*** INFORMATION PROVIDED
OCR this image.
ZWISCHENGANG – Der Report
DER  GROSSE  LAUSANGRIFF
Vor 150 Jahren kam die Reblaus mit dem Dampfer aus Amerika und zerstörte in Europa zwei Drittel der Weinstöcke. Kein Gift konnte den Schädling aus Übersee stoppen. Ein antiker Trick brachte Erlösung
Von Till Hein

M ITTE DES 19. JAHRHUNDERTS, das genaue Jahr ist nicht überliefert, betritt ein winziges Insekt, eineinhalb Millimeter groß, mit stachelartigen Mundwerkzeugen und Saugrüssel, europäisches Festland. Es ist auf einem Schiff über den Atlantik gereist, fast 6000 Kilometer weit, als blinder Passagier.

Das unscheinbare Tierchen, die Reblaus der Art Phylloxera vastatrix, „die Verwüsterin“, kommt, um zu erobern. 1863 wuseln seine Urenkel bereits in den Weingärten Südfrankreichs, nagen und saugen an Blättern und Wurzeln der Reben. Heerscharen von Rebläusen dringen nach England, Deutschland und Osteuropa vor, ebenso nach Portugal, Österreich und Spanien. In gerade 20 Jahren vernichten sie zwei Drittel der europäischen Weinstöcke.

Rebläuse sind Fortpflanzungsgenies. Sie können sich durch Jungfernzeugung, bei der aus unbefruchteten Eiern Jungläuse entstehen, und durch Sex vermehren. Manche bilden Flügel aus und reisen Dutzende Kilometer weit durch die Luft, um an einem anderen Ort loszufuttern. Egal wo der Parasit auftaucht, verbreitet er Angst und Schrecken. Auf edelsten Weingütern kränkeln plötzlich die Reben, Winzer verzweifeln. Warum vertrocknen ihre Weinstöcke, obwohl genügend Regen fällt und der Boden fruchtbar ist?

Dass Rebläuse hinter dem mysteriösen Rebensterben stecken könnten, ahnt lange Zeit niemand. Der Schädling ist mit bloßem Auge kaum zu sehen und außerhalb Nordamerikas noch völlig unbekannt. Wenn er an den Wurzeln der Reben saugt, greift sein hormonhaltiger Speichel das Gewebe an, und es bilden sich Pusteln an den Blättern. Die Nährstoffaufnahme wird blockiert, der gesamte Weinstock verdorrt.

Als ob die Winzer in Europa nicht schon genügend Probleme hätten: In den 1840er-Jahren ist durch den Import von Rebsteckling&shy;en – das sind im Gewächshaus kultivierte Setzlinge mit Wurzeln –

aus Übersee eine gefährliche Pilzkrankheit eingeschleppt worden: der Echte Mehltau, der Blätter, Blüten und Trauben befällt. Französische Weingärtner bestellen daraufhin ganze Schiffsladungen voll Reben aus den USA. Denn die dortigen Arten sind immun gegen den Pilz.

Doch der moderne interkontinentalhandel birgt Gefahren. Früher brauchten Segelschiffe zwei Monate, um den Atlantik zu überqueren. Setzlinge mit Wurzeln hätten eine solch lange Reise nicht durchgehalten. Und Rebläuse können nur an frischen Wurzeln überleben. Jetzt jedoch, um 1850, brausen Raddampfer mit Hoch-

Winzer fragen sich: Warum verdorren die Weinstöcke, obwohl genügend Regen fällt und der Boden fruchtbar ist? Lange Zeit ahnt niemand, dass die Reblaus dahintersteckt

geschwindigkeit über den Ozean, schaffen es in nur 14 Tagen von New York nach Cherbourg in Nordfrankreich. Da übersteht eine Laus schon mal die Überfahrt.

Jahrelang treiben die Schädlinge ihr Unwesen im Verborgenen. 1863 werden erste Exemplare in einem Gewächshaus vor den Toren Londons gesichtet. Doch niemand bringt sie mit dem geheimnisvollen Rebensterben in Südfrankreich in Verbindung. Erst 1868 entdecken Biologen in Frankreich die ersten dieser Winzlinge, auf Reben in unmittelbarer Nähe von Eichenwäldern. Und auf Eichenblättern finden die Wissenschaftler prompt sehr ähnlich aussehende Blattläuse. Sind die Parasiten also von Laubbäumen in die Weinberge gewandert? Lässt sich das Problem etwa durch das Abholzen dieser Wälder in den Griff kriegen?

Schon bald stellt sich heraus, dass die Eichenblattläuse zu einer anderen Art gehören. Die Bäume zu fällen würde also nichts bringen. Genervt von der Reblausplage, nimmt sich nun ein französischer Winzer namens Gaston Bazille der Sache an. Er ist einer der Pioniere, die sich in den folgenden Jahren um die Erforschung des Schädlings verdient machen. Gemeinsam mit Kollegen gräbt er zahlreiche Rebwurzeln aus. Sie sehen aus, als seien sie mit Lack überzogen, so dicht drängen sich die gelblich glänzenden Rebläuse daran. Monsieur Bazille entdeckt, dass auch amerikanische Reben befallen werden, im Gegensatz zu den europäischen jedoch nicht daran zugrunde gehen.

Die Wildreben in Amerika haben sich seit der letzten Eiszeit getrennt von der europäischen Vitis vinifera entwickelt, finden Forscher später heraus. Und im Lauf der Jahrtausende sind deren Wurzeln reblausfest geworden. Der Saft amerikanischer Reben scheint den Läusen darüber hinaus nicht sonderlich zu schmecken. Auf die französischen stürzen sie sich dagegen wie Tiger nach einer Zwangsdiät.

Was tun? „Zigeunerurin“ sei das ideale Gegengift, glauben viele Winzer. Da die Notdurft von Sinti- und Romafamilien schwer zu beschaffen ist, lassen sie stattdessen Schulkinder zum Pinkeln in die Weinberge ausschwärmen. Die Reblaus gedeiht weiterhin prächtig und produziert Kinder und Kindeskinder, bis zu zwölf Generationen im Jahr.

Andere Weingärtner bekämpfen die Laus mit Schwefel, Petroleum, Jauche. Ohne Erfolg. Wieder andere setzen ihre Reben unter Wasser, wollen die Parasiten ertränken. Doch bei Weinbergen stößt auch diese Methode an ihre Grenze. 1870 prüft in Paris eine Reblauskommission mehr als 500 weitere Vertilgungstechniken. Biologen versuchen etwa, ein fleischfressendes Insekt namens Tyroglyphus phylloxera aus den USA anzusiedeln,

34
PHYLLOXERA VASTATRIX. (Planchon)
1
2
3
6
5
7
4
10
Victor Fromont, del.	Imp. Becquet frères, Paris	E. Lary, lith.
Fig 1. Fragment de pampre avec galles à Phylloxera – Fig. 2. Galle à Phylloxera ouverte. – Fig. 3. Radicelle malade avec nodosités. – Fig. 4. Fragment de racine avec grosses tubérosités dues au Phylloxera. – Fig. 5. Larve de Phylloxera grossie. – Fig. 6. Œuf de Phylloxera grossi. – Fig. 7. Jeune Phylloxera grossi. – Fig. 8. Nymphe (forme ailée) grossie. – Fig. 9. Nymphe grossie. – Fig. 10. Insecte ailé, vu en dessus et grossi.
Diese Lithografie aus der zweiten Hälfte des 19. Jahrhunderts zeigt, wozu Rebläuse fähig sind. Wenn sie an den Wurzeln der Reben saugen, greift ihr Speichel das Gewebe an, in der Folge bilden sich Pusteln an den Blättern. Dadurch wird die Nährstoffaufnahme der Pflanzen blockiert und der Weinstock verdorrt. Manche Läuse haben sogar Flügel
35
******
- WHAT YOU ARE ASKED TO DO:
Give the records above again, word for word.

- EXERCISE OUTPUT:
OCR this image.
ZWISCHENGANG – Der Report
DER  GROSSE  LAUSANGRIFF
Vor 150 Jahren kam die Reblaus mit dem Dampfer aus Amerika und zerstörte in Europa zwei Drittel der Weinstöcke. Kein Gift konnte den Schädling aus Übersee stoppen. Ein antiker Trick brachte Erlösung
Von Till Hein

M ITTE DES 19. JAHRHUNDERTS, das genaue Jahr ist nicht überliefert, betritt ein winziges Insekt, eineinhalb Millimeter groß, mit stachelartigen Mundwerkzeugen und Saugrüssel, europäisches Festland. Es ist auf einem Schiff über den Atlantik gereist, fast 6000 Kilometer weit, als blinder Passagier.

Das unscheinbare Tierchen, die Reblaus der Art Phylloxera vastatrix, „die Verwüsterin“, kommt, um zu erobern. 1863 wuseln seine Urenkel bereits in den Weingärten Südfrankreichs, nagen und saugen an Blättern und Wurzeln der Reben. Heerscharen von Rebläusen dringen nach England, Deutschland und Osteuropa vor, ebenso nach Portugal, Österreich und Spanien. In gerade 20 Jahren vernichten sie zwei Drittel der europäischen Weinstöcke.

Rebläuse sind Fortpflanzungsgenies. Sie können sich durch Jungfernzeugung, bei der aus unbefruchteten Eiern Jungläuse entstehen, und durch Sex vermehren. Manche bilden Flügel aus und reisen Dutzende Kilometer weit durch die Luft, um an einem anderen Ort loszufuttern. Egal wo der Parasit auftaucht, verbreitet er Angst und Schrecken. Auf edelsten Weingütern kränkeln plötzlich die Reben, Winzer verzweifeln. Warum vertrocknen ihre Weinstöcke, obwohl genügend Regen fällt und der Boden fruchtbar ist?

Dass Rebläuse hinter dem mysteriösen Rebensterben stecken könnten, ahnt lange Zeit niemand. Der Schädling ist mit bloßem Auge kaum zu sehen und außerhalb Nordamerikas noch völlig unbekannt. Wenn er an den Wurzeln der Reben saugt, greift sein hormonhaltiger Speichel das Gewebe an, und es bilden sich Pusteln an den Blättern. Die Nährstoffaufnahme wird blockiert, der gesamte Weinstock verdorrt.

Als ob die Winzer in Europa nicht schon genügend Probleme hätten: In den 1840er-Jahren ist durch den Import von Rebsteckling&shy;en – das sind im Gewächshaus kultivierte Setzlinge mit Wurzeln –

aus Übersee eine gefährliche Pilzkrankheit eingeschleppt worden: der Echte Mehltau, der Blätter, Blüten und Trauben befällt. Französische Weingärtner bestellen daraufhin ganze Schiffsladungen voll Reben aus den USA. Denn die dortigen Arten sind immun gegen den Pilz.

Doch der moderne interkontinentalhandel birgt Gefahren. Früher brauchten Segelschiffe zwei Monate, um den Atlantik zu überqueren. Setzlinge mit Wurzeln hätten eine solch lange Reise nicht durchgehalten. Und Rebläuse können nur an frischen Wurzeln überleben. Jetzt jedoch, um 1850, brausen Raddampfer mit Hoch-

Winzer fragen sich: Warum verdorren die Weinstöcke, obwohl genügend Regen fällt und der Boden fruchtbar ist? Lange Zeit ahnt niemand, dass die Reblaus dahintersteckt

geschwindigkeit über den Ozean, schaffen es in nur 14 Tagen von New York nach Cherbourg in Nordfrankreich. Da übersteht eine Laus schon mal die Überfahrt.

Jahrelang treiben die Schädlinge ihr Unwesen im Verborgenen. 1863 werden erste Exemplare in einem Gewächshaus vor den Toren Londons gesichtet. Doch niemand bringt sie mit dem geheimnisvollen Rebensterben in Südfrankreich in Verbindung. Erst 1868 entdecken Biologen in Frankreich die ersten dieser Winzlinge, auf Reben in unmittelbarer Nähe von Eichenwäldern. Und auf Eichenblättern finden die Wissenschaftler prompt sehr ähnlich aussehende Blattläuse. Sind die Parasiten also von Laubbäumen in die Weinberge gewandert? Lässt sich das Problem etwa durch das Abholzen dieser Wälder in den Griff kriegen?

Schon bald stellt sich heraus, dass die Eichenblattläuse zu einer anderen Art gehören. Die Bäume zu fällen würde also nichts bringen. Genervt von der Reblausplage, nimmt sich nun ein französischer Winzer namens Gaston Bazille der Sache an. Er ist einer der Pioniere, die sich in den folgenden Jahren um die Erforschung des Schädlings verdient machen. Gemeinsam mit Kollegen gräbt er zahlreiche Rebwurzeln aus. Sie sehen aus, als seien sie mit Lack überzogen, so dicht drängen sich die gelblich glänzenden Rebläuse daran. Monsieur Bazille entdeckt, dass auch amerikanische Reben befallen werden, im Gegensatz zu den europäischen jedoch nicht daran zugrunde gehen.

Die Wildreben in Amerika haben sich seit der letzten Eiszeit getrennt von der europäischen Vitis vinifera entwickelt, finden Forscher später heraus. Und im Lauf der Jahrtausende sind deren Wurzeln reblausfest geworden. Der Saft amerikanischer Reben scheint den Läusen darüber hinaus nicht sonderlich zu schmecken. Auf die französischen stürzen sie sich dagegen wie Tiger nach einer Zwangsdiät.

Was tun? „Zigeunerurin“ sei das ideale Gegengift, glauben viele Winzer. Da die Notdurft von Sinti- und Romafamilien schwer zu beschaffen ist, lassen sie stattdessen Schulkinder zum Pinkeln in die Weinberge ausschwärmen. Die Reblaus gedeiht weiterhin prächtig und produziert Kinder und Kindeskinder, bis zu zwölf Generationen im Jahr.

Andere Weingärtner bekämpfen die Laus mit Schwefel, Petroleum, Jauche. Ohne Erfolg. Wieder andere setzen ihre Reben unter Wasser, wollen die Parasiten ertränken. Doch bei Weinbergen stößt auch diese Methode an ihre Grenze. 1870 prüft in Paris eine Reblauskommission mehr als 500 weitere Vertilgungstechniken. Biologen versuchen etwa, ein fleischfressendes Insekt namens Tyroglyphus phylloxera aus den USA anzusiedeln,

34
PHYLLOXERA VASTATRIX. (Planchon)
1
2
3
6
5
7
4
10
Victor Fromont, del.	Imp. Becquet frères, Paris	E. Lary, lith.
Fig 1. Fragment de pampre avec galles à Phylloxera – Fig. 2. Galle à Phylloxera ouverte. – Fig. 3. Radicelle malade avec nodosités. – Fig. 4. Fragment de racine avec grosses tubérosités dues au Phylloxera. – Fig. 5. Larve de Phylloxera grossie. – Fig. 6. Œuf de Phylloxera grossi. – Fig. 7. Jeune Phylloxera grossi. – Fig. 8. Nymphe (forme ailée) grossie. – Fig. 9. Nymphe grossie. – Fig. 10. Insecte ailé, vu en dessus et grossi.
Diese Lithografie aus der zweiten Hälfte des 19. Jahrhunderts zeigt, wozu Rebläuse fähig sind. Wenn sie an den Wurzeln der Reben saugen, greift ihr Speichel das Gewebe an, in der Folge bilden sich Pusteln an den Blättern. Dadurch wird die Nährstoffaufnahme der Pflanzen blockiert und der Weinstock verdorrt. Manche Läuse haben sogar Flügel
35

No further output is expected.